> _Complete the following_:
A – In the article below on Trump's "peace through strength" diplomacy, why do critics say his strategy left structural tensions unresolved? Answer in one to three sentences.
B – Answer these questions on the article below about Trump's "peace through strength" diplomacy:
(i) In what year were the Abraham Accords signed?
(ii) Which two countries did the Accords later draw in?
(iii) What three kinds of leverage has Trump said he would use to spur a cease-fire in Ukraine?
C – Continue the article below on Trump's "peace through strength" diplomacy, starting after its last paragraph.

> _Selected passage_:
=== Begin Enclosure ===
As Donald Trump leans on a “peace through strength” message, allies point to the Abraham Accords as proof that his brand of transactional diplomacy can quiet long-running disputes.

The Accords, signed in 2020, normalized relations between Israel and the United Arab Emirates and Bahrain and later drew in Morocco and Sudan. Behind closed doors, aides touted arms packages and economic incentives, arguing that pragmatic interests could outrun decades of stalemate.

[Israel and Hamas exchanged hostages and prisoners. (Photo by Yoan VALAT / POOL / AFP)]

Supporters also cite a reduction in ISIS-held territory and the absence of new large-scale U.S. wars during his term. They frame “Trump’s peace” as deterrence paired with dealmaking—sanctions, tariffs, and sharply personal negotiations.

Critics counter that the strategy left structural tensions unresolved. The Palestinian question, they argue, was sidelined rather than solved, while Iran intensified its regional networks. Diplomats say pressure campaigns can freeze conflict lines without building the institutions required to sustain calm.

Trump’s advisers now sketch an expanded vision: broader Arab-Israeli normalization, tighter Gulf security cooperation, and rapid-fire bargaining to end Russia’s war in Ukraine. On the trail and in interviews, Trump has pledged he could spur a cease-fire “quickly” by using leverage over arms, energy, and finance.
=== End Enclosure ===
> _Source data_:
=== Begin Enclosure ===
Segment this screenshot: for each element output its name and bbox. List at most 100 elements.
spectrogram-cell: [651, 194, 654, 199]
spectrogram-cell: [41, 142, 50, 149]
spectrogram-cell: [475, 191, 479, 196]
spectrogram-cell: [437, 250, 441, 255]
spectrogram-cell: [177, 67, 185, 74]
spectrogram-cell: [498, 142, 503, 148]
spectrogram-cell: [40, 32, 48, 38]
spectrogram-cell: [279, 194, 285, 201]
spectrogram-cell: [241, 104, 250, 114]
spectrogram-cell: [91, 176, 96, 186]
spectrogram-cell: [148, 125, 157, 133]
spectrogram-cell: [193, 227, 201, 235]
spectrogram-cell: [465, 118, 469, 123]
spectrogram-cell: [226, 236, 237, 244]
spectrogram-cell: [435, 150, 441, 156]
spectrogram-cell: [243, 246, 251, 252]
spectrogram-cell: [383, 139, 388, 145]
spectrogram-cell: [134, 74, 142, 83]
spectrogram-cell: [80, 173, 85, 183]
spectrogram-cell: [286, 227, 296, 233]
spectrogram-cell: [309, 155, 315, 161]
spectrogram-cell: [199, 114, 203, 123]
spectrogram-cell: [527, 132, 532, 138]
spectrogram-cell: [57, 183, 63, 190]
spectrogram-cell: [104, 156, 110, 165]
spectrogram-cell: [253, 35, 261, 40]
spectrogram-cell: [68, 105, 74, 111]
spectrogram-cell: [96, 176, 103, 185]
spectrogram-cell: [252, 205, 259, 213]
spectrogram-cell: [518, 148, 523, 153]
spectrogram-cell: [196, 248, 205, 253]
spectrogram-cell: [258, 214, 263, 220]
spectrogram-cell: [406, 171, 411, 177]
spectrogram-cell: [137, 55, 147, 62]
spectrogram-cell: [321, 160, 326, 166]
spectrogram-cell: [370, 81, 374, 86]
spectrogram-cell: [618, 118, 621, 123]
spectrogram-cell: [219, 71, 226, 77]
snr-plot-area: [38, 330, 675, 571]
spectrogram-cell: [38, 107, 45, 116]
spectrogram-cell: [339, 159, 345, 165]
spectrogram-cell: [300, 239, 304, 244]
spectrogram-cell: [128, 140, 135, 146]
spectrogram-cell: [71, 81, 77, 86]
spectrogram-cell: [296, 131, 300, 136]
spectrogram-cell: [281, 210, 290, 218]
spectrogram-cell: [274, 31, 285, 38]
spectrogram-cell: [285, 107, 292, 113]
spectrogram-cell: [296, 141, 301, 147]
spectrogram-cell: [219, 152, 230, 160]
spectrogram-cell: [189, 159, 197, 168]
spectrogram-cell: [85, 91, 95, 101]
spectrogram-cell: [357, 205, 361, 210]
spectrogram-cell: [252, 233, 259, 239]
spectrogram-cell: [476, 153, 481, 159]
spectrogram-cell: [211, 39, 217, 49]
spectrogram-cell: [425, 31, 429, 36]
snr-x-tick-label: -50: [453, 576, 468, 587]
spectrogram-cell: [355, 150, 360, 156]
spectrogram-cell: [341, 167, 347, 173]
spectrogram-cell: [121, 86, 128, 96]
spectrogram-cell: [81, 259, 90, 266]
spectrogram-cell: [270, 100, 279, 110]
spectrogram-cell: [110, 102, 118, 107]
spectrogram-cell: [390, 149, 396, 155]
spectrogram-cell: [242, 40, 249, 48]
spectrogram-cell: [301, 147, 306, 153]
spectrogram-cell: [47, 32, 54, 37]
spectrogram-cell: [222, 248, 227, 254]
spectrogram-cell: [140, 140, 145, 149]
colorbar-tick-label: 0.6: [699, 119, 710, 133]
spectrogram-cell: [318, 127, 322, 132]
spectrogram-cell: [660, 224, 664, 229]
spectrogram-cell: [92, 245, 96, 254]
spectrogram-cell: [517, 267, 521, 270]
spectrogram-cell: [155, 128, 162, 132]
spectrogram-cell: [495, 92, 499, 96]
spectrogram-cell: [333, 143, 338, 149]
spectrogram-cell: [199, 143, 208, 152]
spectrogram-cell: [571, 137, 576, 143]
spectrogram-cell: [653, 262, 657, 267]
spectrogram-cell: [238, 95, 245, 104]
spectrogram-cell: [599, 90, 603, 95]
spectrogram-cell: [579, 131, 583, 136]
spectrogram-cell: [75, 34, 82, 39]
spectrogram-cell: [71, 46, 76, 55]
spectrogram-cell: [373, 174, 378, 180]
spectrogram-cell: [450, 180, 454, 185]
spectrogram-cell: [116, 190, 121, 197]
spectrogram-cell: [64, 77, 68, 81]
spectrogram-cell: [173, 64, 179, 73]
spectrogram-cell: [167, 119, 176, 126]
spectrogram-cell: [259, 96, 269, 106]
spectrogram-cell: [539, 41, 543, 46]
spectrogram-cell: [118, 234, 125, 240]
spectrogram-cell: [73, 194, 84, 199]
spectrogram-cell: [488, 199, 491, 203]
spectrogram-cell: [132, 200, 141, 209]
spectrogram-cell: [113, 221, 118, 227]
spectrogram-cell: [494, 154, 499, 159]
=== End Enclosure ===
> _Answer section_:
A – Critics say the Palestinian question was sidelined rather than solved, while Iran intensified its regional networks. Diplomats add that pressure campaigns can freeze conflict lines without building the institutions needed to sustain calm.

B –
(i) 2020
(ii) Morocco and Sudan
(iii) Arms, energy, and finance

C –
Experts are skeptical. Wars, they note, are not mergers, and leverage has limits when partners face existential stakes. Any push for grand bargains would collide with domestic politics in Israel, the Palestinians’ fractured leadership, Tehran’s calculations, and Moscow’s objectives in Ukraine.

Yet the appeal of “Trump’s peace” persists for voters fatigued by conflict and inflation. The brand is simple, testable, and emotive: fewer American casualties, cheaper energy, and visible deals. Whether it is a pathway or a slogan depends on the next round of choices by actors across multiple fronts.

For now, the record stands as a study in contrasts: headline breakthroughs alongside unresolved cores of conflict. If a second iteration emerges, its success will likely turn less on spectacle than on the slow work of verification, sequencing, and guarantees—the unglamorous grammar of durable peace.

Markets, too, would judge it: sustained calm tends to lower risk premiums, but miscalculations can erase diplomatic gains overnight.